_What is needed_
Scan the lines below for "Thermodynamics"; report the number of lines that contain it, and only that.

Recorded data
|---|

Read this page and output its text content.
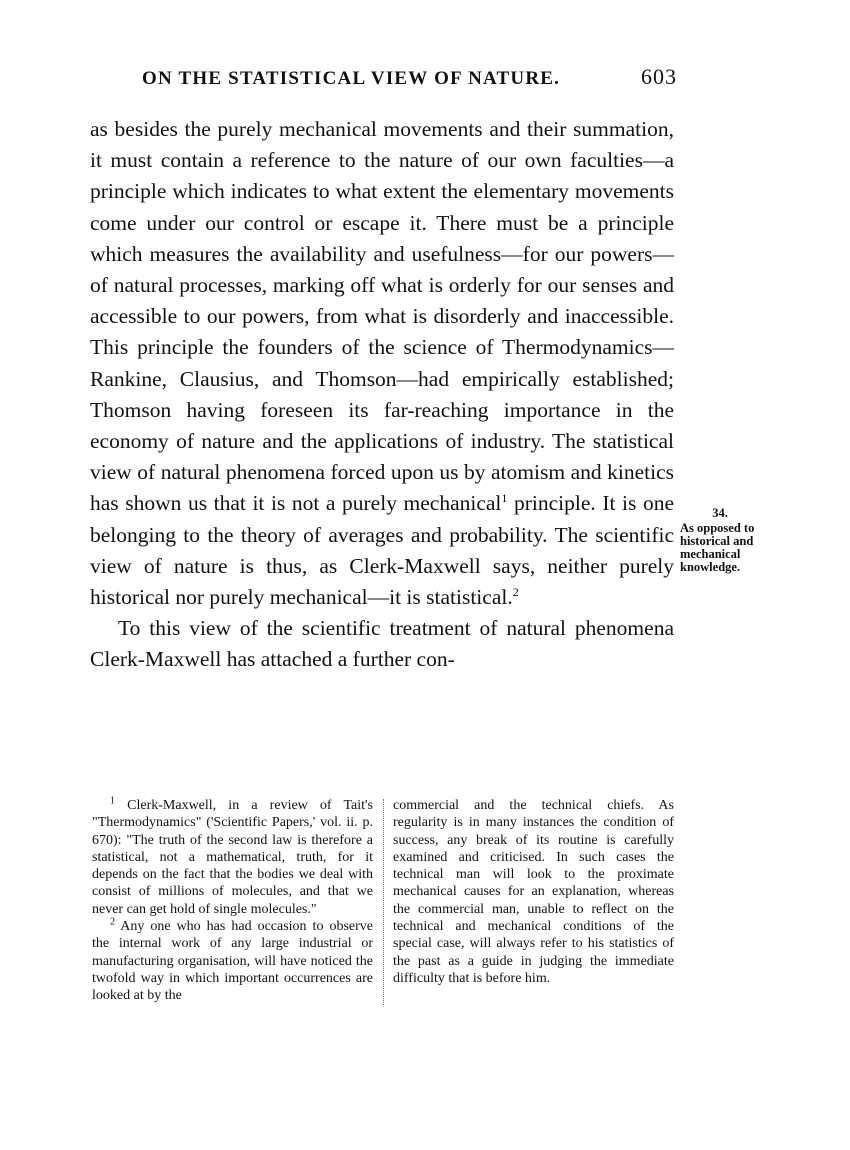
ON THE STATISTICAL VIEW OF NATURE.	603

as besides the purely mechanical movements and their summation, it must contain a reference to the nature of our own faculties—a principle which indicates to what extent the elementary movements come under our control or escape it. There must be a principle which measures the availability and usefulness—for our powers—of natural processes, marking off what is orderly for our senses and accessible to our powers, from what is disorderly and inaccessible. This principle the founders of the science of Thermodynamics—Rankine, Clausius, and Thomson—had empirically established; Thomson having foreseen its far-reaching importance in the economy of nature and the applications of industry. The statistical view of natural phenomena forced upon us by atomism and kinetics has shown us that it is not a purely mechanical$^1$ principle. It is one belonging to the theory of averages and probability. The scientific view of nature is thus, as Clerk-Maxwell says, neither purely historical nor purely mechanical—it is statistical.$^2$

To this view of the scientific treatment of natural phenomena Clerk-Maxwell has attached a further con-

34.
As opposed to historical and mechanical knowledge.

$^1$ Clerk-Maxwell, in a review of Tait's "Thermodynamics" ('Scientific Papers,' vol. ii. p. 670): "The truth of the second law is therefore a statistical, not a mathematical, truth, for it depends on the fact that the bodies we deal with consist of millions of molecules, and that we never can get hold of single molecules."

$^2$ Any one who has had occasion to observe the internal work of any large industrial or manufacturing organisation, will have noticed the twofold way in which important occurrences are looked at by the

commercial and the technical chiefs. As regularity is in many instances the condition of success, any break of its routine is carefully examined and criticised. In such cases the technical man will look to the proximate mechanical causes for an explanation, whereas the commercial man, unable to reflect on the technical and mechanical conditions of the special case, will always refer to his statistics of the past as a guide in judging the immediate difficulty that is before him.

|---|

_Task output_
2